Task item:
One figure is the whole answer: the number of lines below that contain the word "distanciamiento".

Material provided:
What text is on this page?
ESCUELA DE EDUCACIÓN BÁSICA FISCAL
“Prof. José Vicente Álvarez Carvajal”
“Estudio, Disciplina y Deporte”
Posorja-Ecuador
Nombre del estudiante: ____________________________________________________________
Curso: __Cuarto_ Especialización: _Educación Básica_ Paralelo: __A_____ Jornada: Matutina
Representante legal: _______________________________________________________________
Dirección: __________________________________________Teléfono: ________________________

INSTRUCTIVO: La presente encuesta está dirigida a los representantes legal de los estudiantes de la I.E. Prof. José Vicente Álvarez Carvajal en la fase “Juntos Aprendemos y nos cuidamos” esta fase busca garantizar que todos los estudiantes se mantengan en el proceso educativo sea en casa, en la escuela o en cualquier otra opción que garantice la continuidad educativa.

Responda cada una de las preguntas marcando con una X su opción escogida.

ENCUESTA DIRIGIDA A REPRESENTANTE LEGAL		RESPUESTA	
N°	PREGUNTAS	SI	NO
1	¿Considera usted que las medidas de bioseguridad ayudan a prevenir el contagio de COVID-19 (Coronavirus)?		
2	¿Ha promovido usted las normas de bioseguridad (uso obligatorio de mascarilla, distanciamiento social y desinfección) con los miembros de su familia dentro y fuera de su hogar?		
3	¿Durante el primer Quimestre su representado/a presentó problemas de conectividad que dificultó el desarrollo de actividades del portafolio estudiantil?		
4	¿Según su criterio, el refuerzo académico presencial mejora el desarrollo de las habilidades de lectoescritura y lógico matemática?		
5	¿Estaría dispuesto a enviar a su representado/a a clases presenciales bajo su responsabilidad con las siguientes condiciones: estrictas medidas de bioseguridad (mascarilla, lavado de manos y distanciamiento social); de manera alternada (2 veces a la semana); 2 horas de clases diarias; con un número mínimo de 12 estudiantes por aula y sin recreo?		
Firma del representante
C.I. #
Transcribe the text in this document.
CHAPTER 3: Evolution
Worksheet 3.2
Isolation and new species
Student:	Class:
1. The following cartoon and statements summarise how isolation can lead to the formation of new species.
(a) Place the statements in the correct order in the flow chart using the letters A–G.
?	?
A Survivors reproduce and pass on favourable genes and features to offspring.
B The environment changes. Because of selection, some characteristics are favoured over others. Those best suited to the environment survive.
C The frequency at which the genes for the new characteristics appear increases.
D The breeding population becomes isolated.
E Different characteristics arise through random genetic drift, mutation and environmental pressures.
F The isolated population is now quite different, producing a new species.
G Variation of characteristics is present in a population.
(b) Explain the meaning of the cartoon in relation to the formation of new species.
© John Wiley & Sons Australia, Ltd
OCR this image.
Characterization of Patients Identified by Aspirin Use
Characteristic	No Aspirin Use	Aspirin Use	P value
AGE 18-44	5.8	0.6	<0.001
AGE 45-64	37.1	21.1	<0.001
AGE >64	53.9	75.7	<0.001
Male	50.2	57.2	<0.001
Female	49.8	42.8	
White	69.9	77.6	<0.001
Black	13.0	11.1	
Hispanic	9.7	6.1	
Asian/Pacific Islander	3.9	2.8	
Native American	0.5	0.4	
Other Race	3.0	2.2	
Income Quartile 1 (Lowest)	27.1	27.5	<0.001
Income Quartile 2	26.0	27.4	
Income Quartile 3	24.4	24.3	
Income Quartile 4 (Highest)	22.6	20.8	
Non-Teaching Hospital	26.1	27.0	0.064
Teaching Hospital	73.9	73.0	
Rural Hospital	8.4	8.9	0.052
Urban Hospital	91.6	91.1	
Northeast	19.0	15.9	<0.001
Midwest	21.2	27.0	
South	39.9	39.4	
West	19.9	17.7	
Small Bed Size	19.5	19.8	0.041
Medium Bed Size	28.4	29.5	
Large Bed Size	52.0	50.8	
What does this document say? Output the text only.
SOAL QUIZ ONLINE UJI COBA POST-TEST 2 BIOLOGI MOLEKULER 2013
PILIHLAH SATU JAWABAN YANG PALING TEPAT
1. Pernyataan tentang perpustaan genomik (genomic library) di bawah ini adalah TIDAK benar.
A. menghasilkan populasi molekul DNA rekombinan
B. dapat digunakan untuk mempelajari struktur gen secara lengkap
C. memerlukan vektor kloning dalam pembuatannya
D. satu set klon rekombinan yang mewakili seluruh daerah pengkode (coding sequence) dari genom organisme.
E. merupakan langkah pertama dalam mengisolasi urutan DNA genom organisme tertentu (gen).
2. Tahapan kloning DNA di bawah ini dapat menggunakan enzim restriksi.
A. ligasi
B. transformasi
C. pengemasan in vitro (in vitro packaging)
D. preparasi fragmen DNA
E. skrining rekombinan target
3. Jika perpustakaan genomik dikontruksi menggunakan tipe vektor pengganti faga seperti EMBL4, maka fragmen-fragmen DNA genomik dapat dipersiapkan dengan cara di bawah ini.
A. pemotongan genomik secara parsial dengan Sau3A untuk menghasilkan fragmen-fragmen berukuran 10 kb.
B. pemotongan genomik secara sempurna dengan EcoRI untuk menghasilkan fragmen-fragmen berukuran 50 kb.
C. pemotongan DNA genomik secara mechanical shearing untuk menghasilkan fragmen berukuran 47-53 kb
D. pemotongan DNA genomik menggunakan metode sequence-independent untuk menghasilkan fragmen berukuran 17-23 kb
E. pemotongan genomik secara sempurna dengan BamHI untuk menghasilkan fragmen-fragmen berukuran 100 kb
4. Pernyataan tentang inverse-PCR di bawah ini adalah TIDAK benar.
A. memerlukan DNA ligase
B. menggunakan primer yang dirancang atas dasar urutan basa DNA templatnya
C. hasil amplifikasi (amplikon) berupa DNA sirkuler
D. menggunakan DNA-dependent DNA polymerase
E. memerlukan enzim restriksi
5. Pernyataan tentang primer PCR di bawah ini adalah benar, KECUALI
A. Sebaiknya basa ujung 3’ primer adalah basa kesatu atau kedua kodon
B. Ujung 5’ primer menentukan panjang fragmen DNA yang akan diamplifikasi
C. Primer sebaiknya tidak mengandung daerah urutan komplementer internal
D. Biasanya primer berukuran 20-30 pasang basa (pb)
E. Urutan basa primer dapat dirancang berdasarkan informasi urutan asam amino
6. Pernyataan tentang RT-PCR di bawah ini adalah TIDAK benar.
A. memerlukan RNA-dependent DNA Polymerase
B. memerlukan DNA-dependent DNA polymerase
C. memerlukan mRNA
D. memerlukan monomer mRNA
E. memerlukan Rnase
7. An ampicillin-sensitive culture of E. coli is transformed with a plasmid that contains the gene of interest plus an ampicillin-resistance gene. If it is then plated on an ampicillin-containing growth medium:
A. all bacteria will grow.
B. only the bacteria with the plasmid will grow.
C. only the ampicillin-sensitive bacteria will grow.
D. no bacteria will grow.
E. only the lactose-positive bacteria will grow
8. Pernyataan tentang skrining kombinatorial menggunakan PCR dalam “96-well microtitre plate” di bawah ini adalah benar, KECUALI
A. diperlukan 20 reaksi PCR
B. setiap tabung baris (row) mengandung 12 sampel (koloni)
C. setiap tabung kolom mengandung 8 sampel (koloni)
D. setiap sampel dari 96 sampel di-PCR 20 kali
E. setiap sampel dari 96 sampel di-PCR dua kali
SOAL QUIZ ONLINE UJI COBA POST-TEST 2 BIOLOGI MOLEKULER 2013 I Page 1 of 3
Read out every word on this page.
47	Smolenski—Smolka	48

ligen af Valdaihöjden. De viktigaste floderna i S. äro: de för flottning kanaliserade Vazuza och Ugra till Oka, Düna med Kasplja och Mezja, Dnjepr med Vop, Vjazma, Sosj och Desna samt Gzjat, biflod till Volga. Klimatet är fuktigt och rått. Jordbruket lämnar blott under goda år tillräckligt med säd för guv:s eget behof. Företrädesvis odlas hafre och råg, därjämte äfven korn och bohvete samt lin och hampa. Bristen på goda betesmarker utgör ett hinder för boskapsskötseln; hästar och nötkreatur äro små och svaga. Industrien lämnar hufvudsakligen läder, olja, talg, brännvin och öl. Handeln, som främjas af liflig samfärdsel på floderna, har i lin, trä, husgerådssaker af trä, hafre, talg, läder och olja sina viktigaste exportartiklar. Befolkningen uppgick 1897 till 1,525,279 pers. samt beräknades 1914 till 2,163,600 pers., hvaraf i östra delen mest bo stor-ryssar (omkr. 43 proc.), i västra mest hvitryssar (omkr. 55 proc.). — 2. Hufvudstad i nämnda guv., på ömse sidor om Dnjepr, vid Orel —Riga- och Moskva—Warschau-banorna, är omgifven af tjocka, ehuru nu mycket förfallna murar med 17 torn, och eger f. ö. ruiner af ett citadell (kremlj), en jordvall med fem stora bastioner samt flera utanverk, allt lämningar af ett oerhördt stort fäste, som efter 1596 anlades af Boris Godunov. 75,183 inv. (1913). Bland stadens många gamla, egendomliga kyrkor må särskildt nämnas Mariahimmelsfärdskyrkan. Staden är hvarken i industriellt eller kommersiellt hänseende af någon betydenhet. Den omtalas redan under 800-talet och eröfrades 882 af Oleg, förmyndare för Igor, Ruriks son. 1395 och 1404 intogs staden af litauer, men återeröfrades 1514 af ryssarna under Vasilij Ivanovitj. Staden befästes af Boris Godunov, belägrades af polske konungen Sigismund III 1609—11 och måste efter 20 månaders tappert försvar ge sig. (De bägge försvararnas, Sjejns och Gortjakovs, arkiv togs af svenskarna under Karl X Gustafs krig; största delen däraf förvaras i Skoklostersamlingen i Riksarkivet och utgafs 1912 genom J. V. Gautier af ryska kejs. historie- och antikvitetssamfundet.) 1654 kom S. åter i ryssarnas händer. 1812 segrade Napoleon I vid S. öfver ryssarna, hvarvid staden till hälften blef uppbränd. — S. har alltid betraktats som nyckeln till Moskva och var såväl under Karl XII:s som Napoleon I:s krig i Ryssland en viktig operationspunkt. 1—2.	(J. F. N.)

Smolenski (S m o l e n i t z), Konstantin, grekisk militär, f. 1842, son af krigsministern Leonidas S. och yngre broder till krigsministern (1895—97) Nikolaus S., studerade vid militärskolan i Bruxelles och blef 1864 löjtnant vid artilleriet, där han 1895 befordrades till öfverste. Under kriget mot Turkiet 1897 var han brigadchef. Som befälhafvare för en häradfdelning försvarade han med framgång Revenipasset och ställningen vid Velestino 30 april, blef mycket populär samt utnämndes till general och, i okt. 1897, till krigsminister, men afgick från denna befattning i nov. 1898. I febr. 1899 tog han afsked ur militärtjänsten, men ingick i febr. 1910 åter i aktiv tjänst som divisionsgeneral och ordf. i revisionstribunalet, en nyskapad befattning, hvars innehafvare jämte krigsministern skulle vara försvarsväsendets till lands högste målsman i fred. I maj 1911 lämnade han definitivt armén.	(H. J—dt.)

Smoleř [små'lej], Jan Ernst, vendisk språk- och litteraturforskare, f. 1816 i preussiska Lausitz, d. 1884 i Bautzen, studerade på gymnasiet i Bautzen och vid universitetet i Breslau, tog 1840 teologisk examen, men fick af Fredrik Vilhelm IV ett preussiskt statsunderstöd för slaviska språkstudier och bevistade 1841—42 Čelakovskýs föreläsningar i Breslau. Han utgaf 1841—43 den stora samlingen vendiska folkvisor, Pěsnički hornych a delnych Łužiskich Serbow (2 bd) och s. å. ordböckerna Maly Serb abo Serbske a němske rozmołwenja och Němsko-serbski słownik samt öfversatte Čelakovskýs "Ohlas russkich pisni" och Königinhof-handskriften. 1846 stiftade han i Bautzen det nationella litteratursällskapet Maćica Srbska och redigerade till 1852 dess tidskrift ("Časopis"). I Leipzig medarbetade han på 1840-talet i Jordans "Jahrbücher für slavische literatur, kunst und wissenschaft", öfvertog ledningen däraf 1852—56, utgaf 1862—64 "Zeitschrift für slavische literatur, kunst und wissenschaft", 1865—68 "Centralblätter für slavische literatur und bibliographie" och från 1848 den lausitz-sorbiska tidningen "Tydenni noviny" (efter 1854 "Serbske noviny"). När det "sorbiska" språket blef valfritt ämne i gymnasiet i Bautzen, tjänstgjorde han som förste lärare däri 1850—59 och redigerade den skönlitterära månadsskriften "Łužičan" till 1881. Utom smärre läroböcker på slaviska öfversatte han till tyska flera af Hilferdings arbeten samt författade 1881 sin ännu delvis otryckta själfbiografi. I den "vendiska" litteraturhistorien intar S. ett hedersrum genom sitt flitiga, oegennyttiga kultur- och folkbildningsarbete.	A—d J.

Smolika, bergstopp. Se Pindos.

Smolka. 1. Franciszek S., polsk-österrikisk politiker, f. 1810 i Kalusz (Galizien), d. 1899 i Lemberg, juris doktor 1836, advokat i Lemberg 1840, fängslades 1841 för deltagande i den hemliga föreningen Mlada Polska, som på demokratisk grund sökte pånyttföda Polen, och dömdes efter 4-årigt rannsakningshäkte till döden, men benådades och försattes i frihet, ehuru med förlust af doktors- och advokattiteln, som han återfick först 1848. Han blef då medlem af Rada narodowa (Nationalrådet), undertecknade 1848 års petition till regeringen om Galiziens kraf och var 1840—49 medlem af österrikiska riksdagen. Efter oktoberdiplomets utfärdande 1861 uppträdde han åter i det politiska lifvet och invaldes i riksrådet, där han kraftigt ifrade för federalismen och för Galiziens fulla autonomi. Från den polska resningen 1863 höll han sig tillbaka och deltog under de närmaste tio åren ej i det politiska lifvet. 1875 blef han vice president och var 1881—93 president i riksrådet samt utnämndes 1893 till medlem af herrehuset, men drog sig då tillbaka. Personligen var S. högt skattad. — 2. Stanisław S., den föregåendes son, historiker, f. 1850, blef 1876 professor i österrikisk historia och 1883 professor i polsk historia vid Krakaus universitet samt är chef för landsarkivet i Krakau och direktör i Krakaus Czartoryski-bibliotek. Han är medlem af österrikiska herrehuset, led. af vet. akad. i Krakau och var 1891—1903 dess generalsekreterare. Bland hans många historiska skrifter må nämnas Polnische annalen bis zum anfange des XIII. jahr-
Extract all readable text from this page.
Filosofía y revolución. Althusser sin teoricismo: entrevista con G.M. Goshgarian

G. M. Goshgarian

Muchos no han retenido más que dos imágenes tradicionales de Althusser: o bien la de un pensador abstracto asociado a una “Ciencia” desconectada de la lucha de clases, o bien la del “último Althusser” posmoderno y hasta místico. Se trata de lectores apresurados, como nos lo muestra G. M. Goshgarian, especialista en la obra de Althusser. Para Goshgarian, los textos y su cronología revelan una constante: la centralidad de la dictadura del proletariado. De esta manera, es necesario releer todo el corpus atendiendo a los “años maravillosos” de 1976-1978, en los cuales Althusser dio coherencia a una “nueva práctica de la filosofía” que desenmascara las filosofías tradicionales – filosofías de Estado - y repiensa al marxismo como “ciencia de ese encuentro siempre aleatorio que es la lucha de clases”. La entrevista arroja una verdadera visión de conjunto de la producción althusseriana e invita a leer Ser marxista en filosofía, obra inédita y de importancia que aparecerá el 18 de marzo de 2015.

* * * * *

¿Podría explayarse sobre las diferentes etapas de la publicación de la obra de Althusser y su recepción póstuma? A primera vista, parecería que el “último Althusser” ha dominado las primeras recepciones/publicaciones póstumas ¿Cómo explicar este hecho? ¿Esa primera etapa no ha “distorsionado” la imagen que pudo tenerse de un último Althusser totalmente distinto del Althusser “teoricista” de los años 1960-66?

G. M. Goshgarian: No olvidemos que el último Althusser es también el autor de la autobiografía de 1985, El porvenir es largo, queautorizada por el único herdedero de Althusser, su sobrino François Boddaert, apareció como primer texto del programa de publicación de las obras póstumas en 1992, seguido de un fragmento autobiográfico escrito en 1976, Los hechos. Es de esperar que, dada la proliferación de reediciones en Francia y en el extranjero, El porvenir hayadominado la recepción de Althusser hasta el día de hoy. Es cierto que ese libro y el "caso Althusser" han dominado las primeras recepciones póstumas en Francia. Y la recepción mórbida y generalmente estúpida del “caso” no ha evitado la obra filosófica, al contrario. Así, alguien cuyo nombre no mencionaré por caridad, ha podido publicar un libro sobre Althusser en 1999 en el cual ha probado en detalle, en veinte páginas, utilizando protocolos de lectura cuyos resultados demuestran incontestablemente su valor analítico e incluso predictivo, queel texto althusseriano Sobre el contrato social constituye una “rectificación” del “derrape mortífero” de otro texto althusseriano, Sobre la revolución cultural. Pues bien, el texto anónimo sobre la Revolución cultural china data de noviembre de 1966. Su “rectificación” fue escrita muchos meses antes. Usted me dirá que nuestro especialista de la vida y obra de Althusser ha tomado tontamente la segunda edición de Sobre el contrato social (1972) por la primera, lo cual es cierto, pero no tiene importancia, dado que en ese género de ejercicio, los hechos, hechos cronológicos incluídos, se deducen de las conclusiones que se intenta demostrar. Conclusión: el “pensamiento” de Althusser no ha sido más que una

Exercise result:
2